Excerpts from a figure dataset
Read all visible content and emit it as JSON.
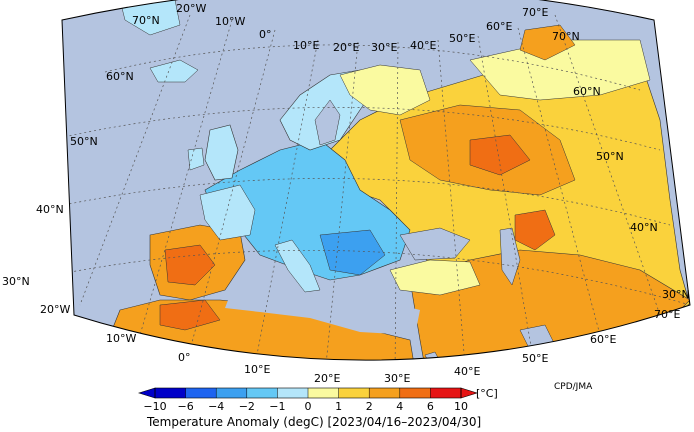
{
  "map": {
    "credit": "CPD/JMA",
    "latitude_labels_left": [
      "70°N",
      "60°N",
      "50°N",
      "40°N",
      "30°N"
    ],
    "latitude_labels_right": [
      "70°N",
      "60°N",
      "50°N",
      "40°N",
      "30°N"
    ],
    "longitude_labels_top": [
      "20°W",
      "10°W",
      "0°",
      "10°E",
      "20°E",
      "30°E",
      "40°E",
      "50°E",
      "60°E",
      "70°E"
    ],
    "longitude_labels_bottom": [
      "20°W",
      "10°W",
      "0°",
      "10°E",
      "20°E",
      "30°E",
      "40°E",
      "50°E",
      "60°E",
      "70°E"
    ]
  },
  "colorbar": {
    "unit": "[°C]",
    "tick_labels": [
      "−10",
      "−6",
      "−4",
      "−2",
      "−1",
      "0",
      "1",
      "2",
      "4",
      "6",
      "10"
    ],
    "bin_colors": [
      "#0000c8",
      "#1e64f0",
      "#3ca0f0",
      "#64c8f5",
      "#b4e6fa",
      "#fafaa0",
      "#fad23c",
      "#f5a01e",
      "#f06e14",
      "#e61414"
    ],
    "title": "Temperature Anomaly (degC) [2023/04/16–2023/04/30]"
  },
  "colors": {
    "ocean": "#b4c4e0",
    "graticule": "#555555"
  }
}
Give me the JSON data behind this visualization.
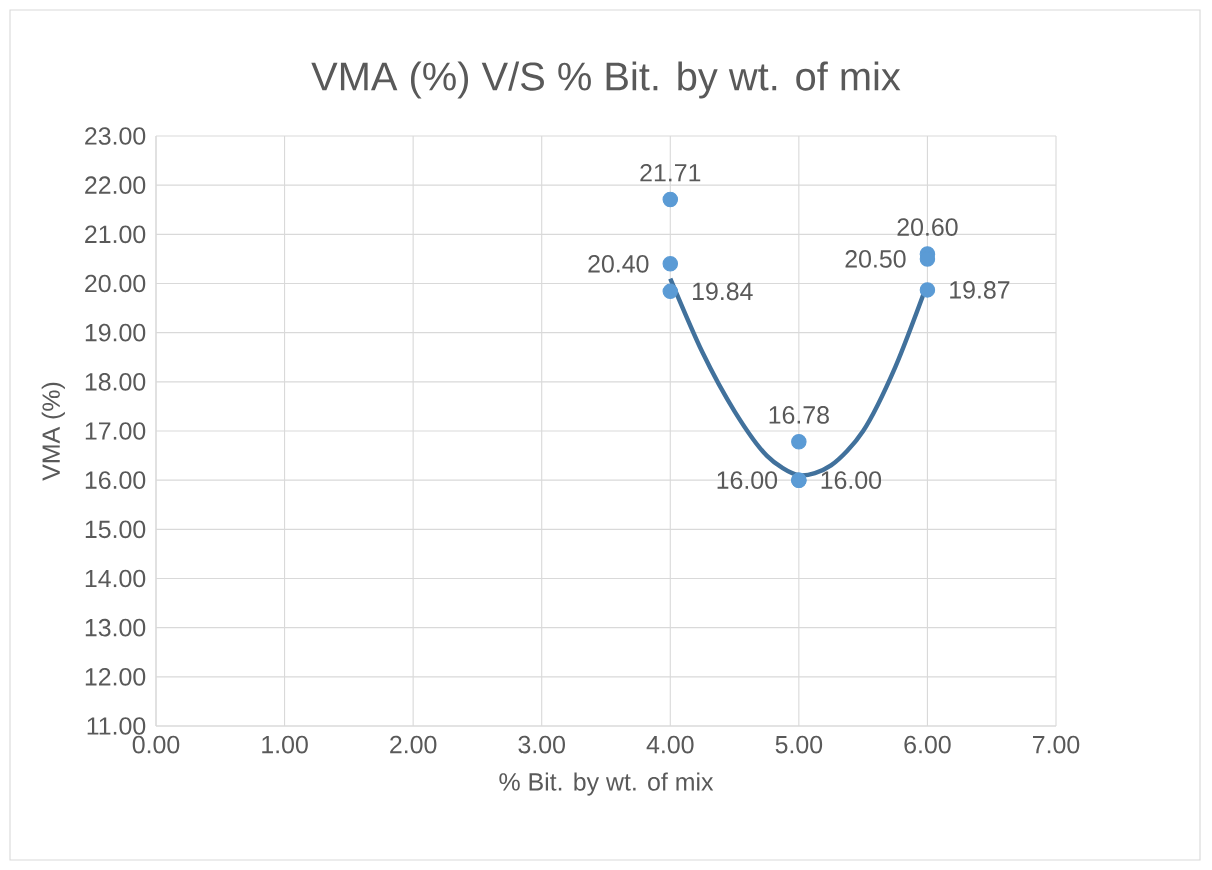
{
  "chart_data": {
    "type": "scatter",
    "title": "VMA (%) V/S % Bit. by wt. of mix",
    "xlabel": "% Bit. by wt. of mix",
    "ylabel": "VMA (%)",
    "xlim": [
      0,
      7
    ],
    "ylim": [
      11,
      23
    ],
    "xticks": [
      {
        "value": 0,
        "label": "0.00"
      },
      {
        "value": 1,
        "label": "1.00"
      },
      {
        "value": 2,
        "label": "2.00"
      },
      {
        "value": 3,
        "label": "3.00"
      },
      {
        "value": 4,
        "label": "4.00"
      },
      {
        "value": 5,
        "label": "5.00"
      },
      {
        "value": 6,
        "label": "6.00"
      },
      {
        "value": 7,
        "label": "7.00"
      }
    ],
    "yticks": [
      {
        "value": 11,
        "label": "11.00"
      },
      {
        "value": 12,
        "label": "12.00"
      },
      {
        "value": 13,
        "label": "13.00"
      },
      {
        "value": 14,
        "label": "14.00"
      },
      {
        "value": 15,
        "label": "15.00"
      },
      {
        "value": 16,
        "label": "16.00"
      },
      {
        "value": 17,
        "label": "17.00"
      },
      {
        "value": 18,
        "label": "18.00"
      },
      {
        "value": 19,
        "label": "19.00"
      },
      {
        "value": 20,
        "label": "20.00"
      },
      {
        "value": 21,
        "label": "21.00"
      },
      {
        "value": 22,
        "label": "22.00"
      },
      {
        "value": 23,
        "label": "23.00"
      }
    ],
    "grid": true,
    "series": [
      {
        "color": "#5b9bd5",
        "marker": "circle",
        "x": [
          4,
          4,
          4,
          5,
          5,
          5,
          6,
          6,
          6
        ],
        "values": [
          21.71,
          20.4,
          19.84,
          16.78,
          16.0,
          16.0,
          20.6,
          20.5,
          19.87
        ],
        "value_labels": [
          "21.71",
          "20.40",
          "19.84",
          "16.78",
          "16.00",
          "16.00",
          "20.60",
          "20.50",
          "19.87"
        ]
      },
      {
        "type": "line",
        "color": "#41719c",
        "marker": "none",
        "x": [
          4,
          4.25,
          4.5,
          4.75,
          5,
          5.25,
          5.5,
          5.75,
          6
        ],
        "values": [
          20.1,
          18.6,
          17.4,
          16.5,
          16.1,
          16.3,
          17.0,
          18.3,
          20.0
        ]
      }
    ]
  }
}
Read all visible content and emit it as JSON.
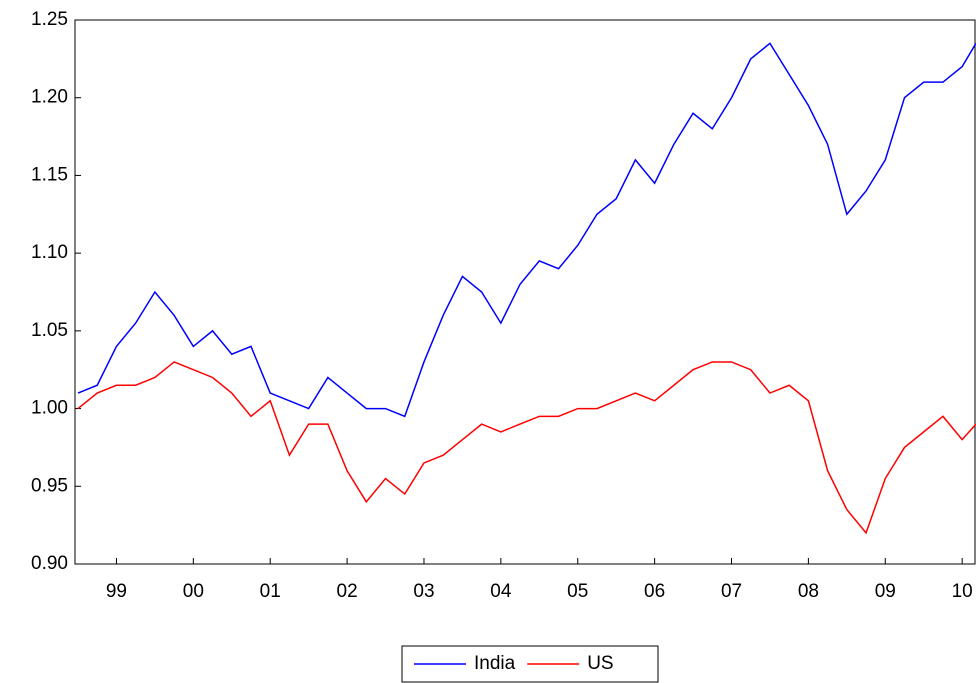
{
  "chart_data": {
    "type": "line",
    "x": [
      1999,
      1999.25,
      1999.5,
      1999.75,
      2000,
      2000.25,
      2000.5,
      2000.75,
      2001,
      2001.25,
      2001.5,
      2001.75,
      2002,
      2002.25,
      2002.5,
      2002.75,
      2003,
      2003.25,
      2003.5,
      2003.75,
      2004,
      2004.25,
      2004.5,
      2004.75,
      2005,
      2005.25,
      2005.5,
      2005.75,
      2006,
      2006.25,
      2006.5,
      2006.75,
      2007,
      2007.25,
      2007.5,
      2007.75,
      2008,
      2008.25,
      2008.5,
      2008.75,
      2009,
      2009.25,
      2009.5,
      2009.75,
      2010,
      2010.25,
      2010.5,
      2010.68
    ],
    "series": [
      {
        "name": "India",
        "color": "#0000ff",
        "values": [
          1.01,
          1.015,
          1.04,
          1.055,
          1.075,
          1.06,
          1.04,
          1.05,
          1.035,
          1.04,
          1.01,
          1.005,
          1.0,
          1.02,
          1.01,
          1.0,
          1.0,
          0.995,
          1.03,
          1.06,
          1.085,
          1.075,
          1.055,
          1.08,
          1.095,
          1.09,
          1.105,
          1.125,
          1.135,
          1.16,
          1.145,
          1.17,
          1.19,
          1.18,
          1.2,
          1.225,
          1.235,
          1.215,
          1.195,
          1.17,
          1.125,
          1.14,
          1.16,
          1.2,
          1.21,
          1.21,
          1.22,
          1.235
        ]
      },
      {
        "name": "US",
        "color": "#ff0000",
        "values": [
          1.0,
          1.01,
          1.015,
          1.015,
          1.02,
          1.03,
          1.025,
          1.02,
          1.01,
          0.995,
          1.005,
          0.97,
          0.99,
          0.99,
          0.96,
          0.94,
          0.955,
          0.945,
          0.965,
          0.97,
          0.98,
          0.99,
          0.985,
          0.99,
          0.995,
          0.995,
          1.0,
          1.0,
          1.005,
          1.01,
          1.005,
          1.015,
          1.025,
          1.03,
          1.03,
          1.025,
          1.01,
          1.015,
          1.005,
          0.96,
          0.935,
          0.92,
          0.955,
          0.975,
          0.985,
          0.995,
          0.98,
          0.99
        ]
      }
    ],
    "xlim": [
      1999,
      2010.68
    ],
    "xticks": [
      {
        "value": 1999.5,
        "label": "99"
      },
      {
        "value": 2000.5,
        "label": "00"
      },
      {
        "value": 2001.5,
        "label": "01"
      },
      {
        "value": 2002.5,
        "label": "02"
      },
      {
        "value": 2003.5,
        "label": "03"
      },
      {
        "value": 2004.5,
        "label": "04"
      },
      {
        "value": 2005.5,
        "label": "05"
      },
      {
        "value": 2006.5,
        "label": "06"
      },
      {
        "value": 2007.5,
        "label": "07"
      },
      {
        "value": 2008.5,
        "label": "08"
      },
      {
        "value": 2009.5,
        "label": "09"
      },
      {
        "value": 2010.5,
        "label": "10"
      }
    ],
    "ylim": [
      0.9,
      1.25
    ],
    "yticks": [
      {
        "value": 0.9,
        "label": "0.90"
      },
      {
        "value": 0.95,
        "label": "0.95"
      },
      {
        "value": 1.0,
        "label": "1.00"
      },
      {
        "value": 1.05,
        "label": "1.05"
      },
      {
        "value": 1.1,
        "label": "1.10"
      },
      {
        "value": 1.15,
        "label": "1.15"
      },
      {
        "value": 1.2,
        "label": "1.20"
      },
      {
        "value": 1.25,
        "label": "1.25"
      }
    ],
    "legend": "bottom"
  }
}
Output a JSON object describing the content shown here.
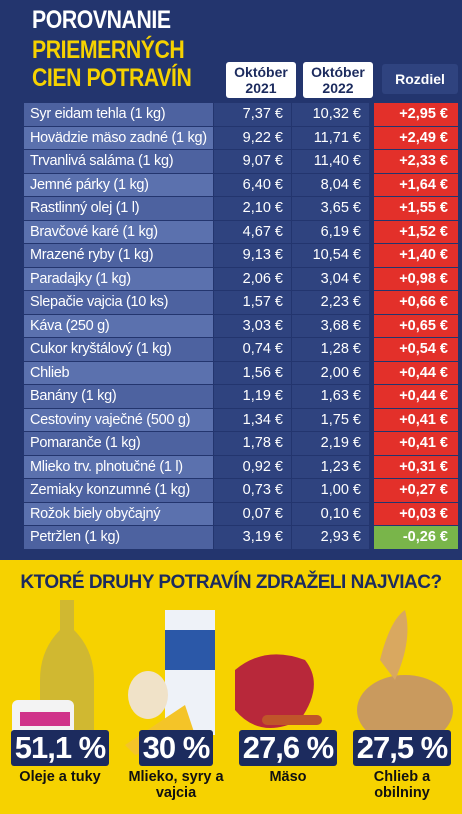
{
  "header": {
    "title_lines": [
      "POROVNANIE",
      "PRIEMERNÝCH",
      "CIEN POTRAVÍN"
    ],
    "columns": [
      "Október 2021",
      "Október 2022",
      "Rozdiel"
    ]
  },
  "table": {
    "rows": [
      [
        "Syr eidam tehla (1 kg)",
        "7,37 €",
        "10,32 €",
        "+2,95 €"
      ],
      [
        "Hovädzie mäso zadné (1 kg)",
        "9,22 €",
        "11,71 €",
        "+2,49 €"
      ],
      [
        "Trvanlivá saláma (1 kg)",
        "9,07 €",
        "11,40 €",
        "+2,33 €"
      ],
      [
        "Jemné párky (1 kg)",
        "6,40 €",
        "8,04 €",
        "+1,64 €"
      ],
      [
        "Rastlinný olej (1 l)",
        "2,10 €",
        "3,65 €",
        "+1,55 €"
      ],
      [
        "Bravčové karé (1 kg)",
        "4,67 €",
        "6,19 €",
        "+1,52 €"
      ],
      [
        "Mrazené ryby (1 kg)",
        "9,13 €",
        "10,54 €",
        "+1,40 €"
      ],
      [
        "Paradajky (1 kg)",
        "2,06 €",
        "3,04 €",
        "+0,98 €"
      ],
      [
        "Slepačie vajcia (10 ks)",
        "1,57 €",
        "2,23 €",
        "+0,66 €"
      ],
      [
        "Káva (250 g)",
        "3,03 €",
        "3,68 €",
        "+0,65 €"
      ],
      [
        "Cukor kryštálový (1 kg)",
        "0,74 €",
        "1,28 €",
        "+0,54 €"
      ],
      [
        "Chlieb",
        "1,56 €",
        "2,00 €",
        "+0,44 €"
      ],
      [
        "Banány (1 kg)",
        "1,19 €",
        "1,63 €",
        "+0,44 €"
      ],
      [
        "Cestoviny vaječné (500 g)",
        "1,34 €",
        "1,75 €",
        "+0,41 €"
      ],
      [
        "Pomaranče (1 kg)",
        "1,78 €",
        "2,19 €",
        "+0,41 €"
      ],
      [
        "Mlieko trv. plnotučné (1 l)",
        "0,92 €",
        "1,23 €",
        "+0,31 €"
      ],
      [
        "Zemiaky konzumné (1 kg)",
        "0,73 €",
        "1,00 €",
        "+0,27 €"
      ],
      [
        "Rožok biely obyčajný",
        "0,07 €",
        "0,10 €",
        "+0,03 €"
      ],
      [
        "Petržlen (1 kg)",
        "3,19 €",
        "2,93 €",
        "-0,26 €"
      ]
    ]
  },
  "bottom": {
    "heading": "KTORÉ DRUHY POTRAVÍN ZDRAŽELI NAJVIAC?",
    "items": [
      {
        "percent": "51,1 %",
        "label": "Oleje a tuky"
      },
      {
        "percent": "30 %",
        "label": "Mlieko, syry a vajcia"
      },
      {
        "percent": "27,6 %",
        "label": "Mäso"
      },
      {
        "percent": "27,5 %",
        "label": "Chlieb a obilniny"
      }
    ]
  }
}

TASK GOAL: Find every line with "POTRAVÍN" in the listing and state how many there are, nothing else.

CORRECT RESULT: 2